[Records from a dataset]
>> Start
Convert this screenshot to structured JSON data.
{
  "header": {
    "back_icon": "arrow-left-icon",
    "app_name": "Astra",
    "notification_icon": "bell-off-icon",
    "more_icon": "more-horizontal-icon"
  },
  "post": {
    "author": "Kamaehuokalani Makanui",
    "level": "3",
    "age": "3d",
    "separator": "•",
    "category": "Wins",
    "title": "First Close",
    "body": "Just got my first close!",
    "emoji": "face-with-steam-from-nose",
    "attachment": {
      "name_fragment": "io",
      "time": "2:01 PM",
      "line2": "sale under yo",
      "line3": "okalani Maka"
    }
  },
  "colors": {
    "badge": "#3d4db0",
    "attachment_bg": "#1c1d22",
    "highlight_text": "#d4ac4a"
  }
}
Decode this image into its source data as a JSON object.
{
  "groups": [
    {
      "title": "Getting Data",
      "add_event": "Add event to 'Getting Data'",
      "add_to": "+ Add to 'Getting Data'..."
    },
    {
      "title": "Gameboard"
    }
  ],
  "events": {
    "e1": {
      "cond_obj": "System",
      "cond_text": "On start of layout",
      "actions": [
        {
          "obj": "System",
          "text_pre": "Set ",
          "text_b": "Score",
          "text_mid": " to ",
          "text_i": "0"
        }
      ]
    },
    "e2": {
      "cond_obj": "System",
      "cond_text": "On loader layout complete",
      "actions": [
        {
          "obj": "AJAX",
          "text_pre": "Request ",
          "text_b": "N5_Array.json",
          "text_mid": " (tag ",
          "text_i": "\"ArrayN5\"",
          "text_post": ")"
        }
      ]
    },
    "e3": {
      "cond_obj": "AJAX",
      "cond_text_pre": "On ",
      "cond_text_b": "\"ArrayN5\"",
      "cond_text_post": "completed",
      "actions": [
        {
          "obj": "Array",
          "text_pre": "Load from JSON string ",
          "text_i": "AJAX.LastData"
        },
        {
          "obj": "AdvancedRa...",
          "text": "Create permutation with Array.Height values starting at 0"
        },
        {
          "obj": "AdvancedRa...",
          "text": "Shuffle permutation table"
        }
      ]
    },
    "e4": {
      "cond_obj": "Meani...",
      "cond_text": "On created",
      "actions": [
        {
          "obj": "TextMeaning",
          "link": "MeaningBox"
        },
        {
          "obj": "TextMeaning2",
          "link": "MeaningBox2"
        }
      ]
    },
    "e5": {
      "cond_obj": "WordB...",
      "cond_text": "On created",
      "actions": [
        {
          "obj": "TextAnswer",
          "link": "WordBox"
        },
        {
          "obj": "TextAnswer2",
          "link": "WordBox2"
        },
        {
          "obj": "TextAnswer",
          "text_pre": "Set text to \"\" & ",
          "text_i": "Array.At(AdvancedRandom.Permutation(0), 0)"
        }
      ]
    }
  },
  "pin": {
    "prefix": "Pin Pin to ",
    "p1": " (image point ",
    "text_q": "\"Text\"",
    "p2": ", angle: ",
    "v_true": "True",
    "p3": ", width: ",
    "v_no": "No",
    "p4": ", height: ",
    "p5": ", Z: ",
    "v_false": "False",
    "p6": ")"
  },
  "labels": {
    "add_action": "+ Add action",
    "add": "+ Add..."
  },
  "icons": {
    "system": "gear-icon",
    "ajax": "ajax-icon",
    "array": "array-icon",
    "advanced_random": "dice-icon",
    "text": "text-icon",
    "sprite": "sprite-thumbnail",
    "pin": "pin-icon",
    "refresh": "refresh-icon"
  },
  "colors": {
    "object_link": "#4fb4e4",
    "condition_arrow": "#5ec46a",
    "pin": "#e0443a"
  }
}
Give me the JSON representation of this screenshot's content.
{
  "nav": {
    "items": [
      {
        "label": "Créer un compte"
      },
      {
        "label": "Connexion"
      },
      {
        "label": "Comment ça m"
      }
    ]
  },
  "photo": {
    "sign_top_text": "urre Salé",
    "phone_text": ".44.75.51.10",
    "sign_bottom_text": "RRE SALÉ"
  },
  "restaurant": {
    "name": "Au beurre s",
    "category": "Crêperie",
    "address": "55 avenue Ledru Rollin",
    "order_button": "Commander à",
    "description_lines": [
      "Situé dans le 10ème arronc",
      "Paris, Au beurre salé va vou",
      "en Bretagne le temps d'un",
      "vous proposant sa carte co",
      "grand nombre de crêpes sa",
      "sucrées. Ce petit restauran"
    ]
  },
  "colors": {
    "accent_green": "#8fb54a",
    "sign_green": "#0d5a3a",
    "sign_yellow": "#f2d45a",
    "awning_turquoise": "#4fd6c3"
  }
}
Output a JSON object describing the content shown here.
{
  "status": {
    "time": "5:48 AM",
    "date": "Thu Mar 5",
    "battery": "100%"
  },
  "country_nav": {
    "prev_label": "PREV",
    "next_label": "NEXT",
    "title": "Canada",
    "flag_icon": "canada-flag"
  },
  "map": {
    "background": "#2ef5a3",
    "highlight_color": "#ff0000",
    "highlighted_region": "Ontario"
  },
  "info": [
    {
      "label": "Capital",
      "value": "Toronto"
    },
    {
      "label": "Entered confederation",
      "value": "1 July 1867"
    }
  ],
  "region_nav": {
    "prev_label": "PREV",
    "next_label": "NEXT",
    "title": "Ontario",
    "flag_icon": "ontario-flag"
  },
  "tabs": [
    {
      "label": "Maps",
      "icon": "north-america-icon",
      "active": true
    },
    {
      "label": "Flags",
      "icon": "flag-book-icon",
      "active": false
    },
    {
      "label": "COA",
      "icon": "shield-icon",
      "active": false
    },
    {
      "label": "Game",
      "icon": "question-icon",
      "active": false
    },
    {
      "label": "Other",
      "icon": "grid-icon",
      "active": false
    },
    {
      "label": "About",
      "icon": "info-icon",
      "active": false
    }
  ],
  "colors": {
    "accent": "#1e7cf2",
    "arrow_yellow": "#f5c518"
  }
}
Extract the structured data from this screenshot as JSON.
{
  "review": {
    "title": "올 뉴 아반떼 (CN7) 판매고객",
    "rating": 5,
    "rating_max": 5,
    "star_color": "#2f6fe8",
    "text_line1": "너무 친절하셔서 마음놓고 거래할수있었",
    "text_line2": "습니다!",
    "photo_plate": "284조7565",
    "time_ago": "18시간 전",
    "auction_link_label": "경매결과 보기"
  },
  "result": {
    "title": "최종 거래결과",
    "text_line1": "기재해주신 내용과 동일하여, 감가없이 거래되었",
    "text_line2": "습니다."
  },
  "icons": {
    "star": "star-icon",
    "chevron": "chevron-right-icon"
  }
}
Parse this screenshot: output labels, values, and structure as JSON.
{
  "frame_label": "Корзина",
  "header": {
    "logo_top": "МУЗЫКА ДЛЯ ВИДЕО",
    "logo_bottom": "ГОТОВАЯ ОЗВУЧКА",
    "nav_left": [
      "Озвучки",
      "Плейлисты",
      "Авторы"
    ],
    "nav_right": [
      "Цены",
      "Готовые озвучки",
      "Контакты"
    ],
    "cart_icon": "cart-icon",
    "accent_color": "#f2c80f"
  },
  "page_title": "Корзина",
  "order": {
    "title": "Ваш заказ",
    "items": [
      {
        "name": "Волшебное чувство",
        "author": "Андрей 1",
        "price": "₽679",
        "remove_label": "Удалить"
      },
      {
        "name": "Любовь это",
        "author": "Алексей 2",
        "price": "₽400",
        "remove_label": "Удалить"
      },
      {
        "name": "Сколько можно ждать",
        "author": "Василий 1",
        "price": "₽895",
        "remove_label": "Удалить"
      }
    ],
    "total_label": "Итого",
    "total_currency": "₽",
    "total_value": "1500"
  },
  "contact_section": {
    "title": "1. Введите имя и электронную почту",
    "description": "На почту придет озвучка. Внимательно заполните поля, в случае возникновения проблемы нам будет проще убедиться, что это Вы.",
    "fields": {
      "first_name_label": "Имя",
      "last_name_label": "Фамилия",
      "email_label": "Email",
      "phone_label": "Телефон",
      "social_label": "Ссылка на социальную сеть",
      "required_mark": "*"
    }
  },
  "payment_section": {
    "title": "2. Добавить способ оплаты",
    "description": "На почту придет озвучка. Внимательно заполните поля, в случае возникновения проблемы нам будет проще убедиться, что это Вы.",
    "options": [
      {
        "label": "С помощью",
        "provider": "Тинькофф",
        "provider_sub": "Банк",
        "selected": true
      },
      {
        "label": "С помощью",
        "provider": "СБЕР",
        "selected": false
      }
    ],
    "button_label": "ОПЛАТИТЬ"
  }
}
>> End
**Aim of the task:** Report all lines of the material that contain the word "layout".

**Result for this exercise:**
      "cond_text": "On start of layout",
      "cond_text": "On loader layout complete",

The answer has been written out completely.